Exercise task> Beneath this sentence is a set of records; write each of them out exactly.

Saved entries:

= = = =

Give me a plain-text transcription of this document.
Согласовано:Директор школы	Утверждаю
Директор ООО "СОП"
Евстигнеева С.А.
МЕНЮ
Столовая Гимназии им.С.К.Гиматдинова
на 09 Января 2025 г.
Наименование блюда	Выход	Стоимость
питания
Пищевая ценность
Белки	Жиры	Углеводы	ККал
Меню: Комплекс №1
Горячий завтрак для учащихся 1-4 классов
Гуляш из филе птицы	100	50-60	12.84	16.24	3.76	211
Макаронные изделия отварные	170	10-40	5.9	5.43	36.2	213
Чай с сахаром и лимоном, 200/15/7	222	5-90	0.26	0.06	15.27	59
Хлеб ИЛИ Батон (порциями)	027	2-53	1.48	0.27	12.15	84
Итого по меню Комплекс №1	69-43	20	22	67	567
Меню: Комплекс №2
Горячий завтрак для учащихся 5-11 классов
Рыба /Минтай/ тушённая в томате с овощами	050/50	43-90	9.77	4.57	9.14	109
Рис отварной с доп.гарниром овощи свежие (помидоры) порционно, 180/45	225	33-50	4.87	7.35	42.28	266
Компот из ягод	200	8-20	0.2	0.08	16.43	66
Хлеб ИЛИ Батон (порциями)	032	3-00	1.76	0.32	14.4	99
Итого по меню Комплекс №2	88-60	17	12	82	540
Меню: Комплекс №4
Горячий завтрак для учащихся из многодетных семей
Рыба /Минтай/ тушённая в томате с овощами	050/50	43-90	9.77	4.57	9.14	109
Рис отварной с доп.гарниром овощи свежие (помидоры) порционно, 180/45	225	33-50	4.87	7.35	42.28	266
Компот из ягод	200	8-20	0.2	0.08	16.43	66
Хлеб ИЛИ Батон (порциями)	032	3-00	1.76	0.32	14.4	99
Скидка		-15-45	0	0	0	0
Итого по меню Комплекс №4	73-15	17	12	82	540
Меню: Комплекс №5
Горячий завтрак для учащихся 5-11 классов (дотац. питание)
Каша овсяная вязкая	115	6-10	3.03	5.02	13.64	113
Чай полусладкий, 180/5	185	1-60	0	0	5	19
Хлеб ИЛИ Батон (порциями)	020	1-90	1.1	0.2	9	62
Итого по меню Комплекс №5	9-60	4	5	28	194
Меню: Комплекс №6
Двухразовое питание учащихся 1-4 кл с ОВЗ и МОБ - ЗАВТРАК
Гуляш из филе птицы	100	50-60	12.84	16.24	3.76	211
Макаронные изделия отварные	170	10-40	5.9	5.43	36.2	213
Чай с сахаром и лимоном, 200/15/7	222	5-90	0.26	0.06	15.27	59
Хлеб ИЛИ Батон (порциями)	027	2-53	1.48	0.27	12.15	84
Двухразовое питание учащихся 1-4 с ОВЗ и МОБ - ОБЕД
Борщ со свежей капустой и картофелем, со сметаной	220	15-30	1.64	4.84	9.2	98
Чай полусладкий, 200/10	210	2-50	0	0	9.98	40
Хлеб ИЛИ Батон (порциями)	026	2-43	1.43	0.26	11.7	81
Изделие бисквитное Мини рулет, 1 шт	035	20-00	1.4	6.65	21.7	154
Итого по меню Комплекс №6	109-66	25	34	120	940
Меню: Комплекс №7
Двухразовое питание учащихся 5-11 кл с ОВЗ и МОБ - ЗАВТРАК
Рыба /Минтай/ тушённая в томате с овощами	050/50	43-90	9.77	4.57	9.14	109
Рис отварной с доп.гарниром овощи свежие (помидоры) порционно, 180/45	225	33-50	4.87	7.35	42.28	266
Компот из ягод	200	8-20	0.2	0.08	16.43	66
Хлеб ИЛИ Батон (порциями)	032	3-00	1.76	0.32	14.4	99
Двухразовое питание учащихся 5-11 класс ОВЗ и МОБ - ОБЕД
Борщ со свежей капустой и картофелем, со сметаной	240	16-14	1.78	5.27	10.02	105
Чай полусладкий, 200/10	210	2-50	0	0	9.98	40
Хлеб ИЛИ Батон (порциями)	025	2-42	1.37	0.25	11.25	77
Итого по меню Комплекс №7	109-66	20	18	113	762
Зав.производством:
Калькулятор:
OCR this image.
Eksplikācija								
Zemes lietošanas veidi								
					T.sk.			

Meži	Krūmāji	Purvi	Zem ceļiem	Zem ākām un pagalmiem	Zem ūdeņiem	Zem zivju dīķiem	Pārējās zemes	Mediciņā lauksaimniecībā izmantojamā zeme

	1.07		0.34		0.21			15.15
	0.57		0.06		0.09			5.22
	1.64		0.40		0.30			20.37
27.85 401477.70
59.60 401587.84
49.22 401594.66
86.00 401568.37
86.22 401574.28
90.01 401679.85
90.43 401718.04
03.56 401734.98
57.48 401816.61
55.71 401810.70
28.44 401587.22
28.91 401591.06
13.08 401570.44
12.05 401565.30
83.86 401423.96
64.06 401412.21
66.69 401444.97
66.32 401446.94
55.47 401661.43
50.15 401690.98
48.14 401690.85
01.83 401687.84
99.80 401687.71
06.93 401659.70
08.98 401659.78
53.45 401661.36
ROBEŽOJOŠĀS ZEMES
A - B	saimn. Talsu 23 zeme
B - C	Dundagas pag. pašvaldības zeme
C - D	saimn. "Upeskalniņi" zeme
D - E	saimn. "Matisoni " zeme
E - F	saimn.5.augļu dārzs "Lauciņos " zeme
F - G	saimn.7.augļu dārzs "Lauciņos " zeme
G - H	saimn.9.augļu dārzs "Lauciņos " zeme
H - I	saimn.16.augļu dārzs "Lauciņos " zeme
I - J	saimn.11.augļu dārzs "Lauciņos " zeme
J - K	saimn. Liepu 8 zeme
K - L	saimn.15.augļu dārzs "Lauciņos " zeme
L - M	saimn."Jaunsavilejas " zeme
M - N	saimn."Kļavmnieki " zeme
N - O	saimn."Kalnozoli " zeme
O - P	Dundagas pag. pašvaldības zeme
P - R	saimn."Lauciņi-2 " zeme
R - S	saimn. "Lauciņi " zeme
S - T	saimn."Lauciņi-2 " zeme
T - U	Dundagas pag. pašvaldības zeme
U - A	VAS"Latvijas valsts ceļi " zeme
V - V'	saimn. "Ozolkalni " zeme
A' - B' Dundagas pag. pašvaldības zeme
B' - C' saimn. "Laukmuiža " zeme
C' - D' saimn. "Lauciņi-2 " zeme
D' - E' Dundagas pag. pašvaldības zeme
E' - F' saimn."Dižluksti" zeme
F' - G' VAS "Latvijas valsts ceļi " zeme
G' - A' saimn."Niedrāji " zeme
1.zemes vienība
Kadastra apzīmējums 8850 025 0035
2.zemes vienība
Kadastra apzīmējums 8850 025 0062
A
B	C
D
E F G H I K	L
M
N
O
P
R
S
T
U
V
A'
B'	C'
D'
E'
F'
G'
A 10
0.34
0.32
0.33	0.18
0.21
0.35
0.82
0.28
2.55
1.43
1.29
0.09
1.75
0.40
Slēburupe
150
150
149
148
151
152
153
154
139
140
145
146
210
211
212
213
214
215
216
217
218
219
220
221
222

= = = =

Solution below>
Give me a plain-text transcription of this document.
Согласовано:Директор школы	Утверждаю
Директор ООО "СОП"
Евстигнеева С.А.
МЕНЮ
Столовая Гимназии им.С.К.Гиматдинова
на 09 Января 2025 г.
Наименование блюда	Выход	Стоимость
питания
Пищевая ценность
Белки	Жиры	Углеводы	ККал
Меню: Комплекс №1
Горячий завтрак для учащихся 1-4 классов
Гуляш из филе птицы	100	50-60	12.84	16.24	3.76	211
Макаронные изделия отварные	170	10-40	5.9	5.43	36.2	213
Чай с сахаром и лимоном, 200/15/7	222	5-90	0.26	0.06	15.27	59
Хлеб ИЛИ Батон (порциями)	027	2-53	1.48	0.27	12.15	84
Итого по меню Комплекс №1	69-43	20	22	67	567
Меню: Комплекс №2
Горячий завтрак для учащихся 5-11 классов
Рыба /Минтай/ тушённая в томате с овощами	050/50	43-90	9.77	4.57	9.14	109
Рис отварной с доп.гарниром овощи свежие (помидоры) порционно, 180/45	225	33-50	4.87	7.35	42.28	266
Компот из ягод	200	8-20	0.2	0.08	16.43	66
Хлеб ИЛИ Батон (порциями)	032	3-00	1.76	0.32	14.4	99
Итого по меню Комплекс №2	88-60	17	12	82	540
Меню: Комплекс №4
Горячий завтрак для учащихся из многодетных семей
Рыба /Минтай/ тушённая в томате с овощами	050/50	43-90	9.77	4.57	9.14	109
Рис отварной с доп.гарниром овощи свежие (помидоры) порционно, 180/45	225	33-50	4.87	7.35	42.28	266
Компот из ягод	200	8-20	0.2	0.08	16.43	66
Хлеб ИЛИ Батон (порциями)	032	3-00	1.76	0.32	14.4	99
Скидка		-15-45	0	0	0	0
Итого по меню Комплекс №4	73-15	17	12	82	540
Меню: Комплекс №5
Горячий завтрак для учащихся 5-11 классов (дотац. питание)
Каша овсяная вязкая	115	6-10	3.03	5.02	13.64	113
Чай полусладкий, 180/5	185	1-60	0	0	5	19
Хлеб ИЛИ Батон (порциями)	020	1-90	1.1	0.2	9	62
Итого по меню Комплекс №5	9-60	4	5	28	194
Меню: Комплекс №6
Двухразовое питание учащихся 1-4 кл с ОВЗ и МОБ - ЗАВТРАК
Гуляш из филе птицы	100	50-60	12.84	16.24	3.76	211
Макаронные изделия отварные	170	10-40	5.9	5.43	36.2	213
Чай с сахаром и лимоном, 200/15/7	222	5-90	0.26	0.06	15.27	59
Хлеб ИЛИ Батон (порциями)	027	2-53	1.48	0.27	12.15	84
Двухразовое питание учащихся 1-4 с ОВЗ и МОБ - ОБЕД
Борщ со свежей капустой и картофелем, со сметаной	220	15-30	1.64	4.84	9.2	98
Чай полусладкий, 200/10	210	2-50	0	0	9.98	40
Хлеб ИЛИ Батон (порциями)	026	2-43	1.43	0.26	11.7	81
Изделие бисквитное Мини рулет, 1 шт	035	20-00	1.4	6.65	21.7	154
Итого по меню Комплекс №6	109-66	25	34	120	940
Меню: Комплекс №7
Двухразовое питание учащихся 5-11 кл с ОВЗ и МОБ - ЗАВТРАК
Рыба /Минтай/ тушённая в томате с овощами	050/50	43-90	9.77	4.57	9.14	109
Рис отварной с доп.гарниром овощи свежие (помидоры) порционно, 180/45	225	33-50	4.87	7.35	42.28	266
Компот из ягод	200	8-20	0.2	0.08	16.43	66
Хлеб ИЛИ Батон (порциями)	032	3-00	1.76	0.32	14.4	99
Двухразовое питание учащихся 5-11 класс ОВЗ и МОБ - ОБЕД
Борщ со свежей капустой и картофелем, со сметаной	240	16-14	1.78	5.27	10.02	105
Чай полусладкий, 200/10	210	2-50	0	0	9.98	40
Хлеб ИЛИ Батон (порциями)	025	2-42	1.37	0.25	11.25	77
Итого по меню Комплекс №7	109-66	20	18	113	762
Зав.производством:
Калькулятор:
OCR this image.
Eksplikācija								
Zemes lietošanas veidi								
					T.sk.			

Meži	Krūmāji	Purvi	Zem ceļiem	Zem ākām un pagalmiem	Zem ūdeņiem	Zem zivju dīķiem	Pārējās zemes	Mediciņā lauksaimniecībā izmantojamā zeme

	1.07		0.34		0.21			15.15
	0.57		0.06		0.09			5.22
	1.64		0.40		0.30			20.37
27.85 401477.70
59.60 401587.84
49.22 401594.66
86.00 401568.37
86.22 401574.28
90.01 401679.85
90.43 401718.04
03.56 401734.98
57.48 401816.61
55.71 401810.70
28.44 401587.22
28.91 401591.06
13.08 401570.44
12.05 401565.30
83.86 401423.96
64.06 401412.21
66.69 401444.97
66.32 401446.94
55.47 401661.43
50.15 401690.98
48.14 401690.85
01.83 401687.84
99.80 401687.71
06.93 401659.70
08.98 401659.78
53.45 401661.36
ROBEŽOJOŠĀS ZEMES
A - B	saimn. Talsu 23 zeme
B - C	Dundagas pag. pašvaldības zeme
C - D	saimn. "Upeskalniņi" zeme
D - E	saimn. "Matisoni " zeme
E - F	saimn.5.augļu dārzs "Lauciņos " zeme
F - G	saimn.7.augļu dārzs "Lauciņos " zeme
G - H	saimn.9.augļu dārzs "Lauciņos " zeme
H - I	saimn.16.augļu dārzs "Lauciņos " zeme
I - J	saimn.11.augļu dārzs "Lauciņos " zeme
J - K	saimn. Liepu 8 zeme
K - L	saimn.15.augļu dārzs "Lauciņos " zeme
L - M	saimn."Jaunsavilejas " zeme
M - N	saimn."Kļavmnieki " zeme
N - O	saimn."Kalnozoli " zeme
O - P	Dundagas pag. pašvaldības zeme
P - R	saimn."Lauciņi-2 " zeme
R - S	saimn. "Lauciņi " zeme
S - T	saimn."Lauciņi-2 " zeme
T - U	Dundagas pag. pašvaldības zeme
U - A	VAS"Latvijas valsts ceļi " zeme
V - V'	saimn. "Ozolkalni " zeme
A' - B' Dundagas pag. pašvaldības zeme
B' - C' saimn. "Laukmuiža " zeme
C' - D' saimn. "Lauciņi-2 " zeme
D' - E' Dundagas pag. pašvaldības zeme
E' - F' saimn."Dižluksti" zeme
F' - G' VAS "Latvijas valsts ceļi " zeme
G' - A' saimn."Niedrāji " zeme
1.zemes vienība
Kadastra apzīmējums 8850 025 0035
2.zemes vienība
Kadastra apzīmējums 8850 025 0062
A
B	C
D
E F G H I K	L
M
N
O
P
R
S
T
U
V
A'
B'	C'
D'
E'
F'
G'
A 10
0.34
0.32
0.33	0.18
0.21
0.35
0.82
0.28
2.55
1.43
1.29
0.09
1.75
0.40
Slēburupe
150
150
149
148
151
152
153
154
139
140
145
146
210
211
212
213
214
215
216
217
218
219
220
221
222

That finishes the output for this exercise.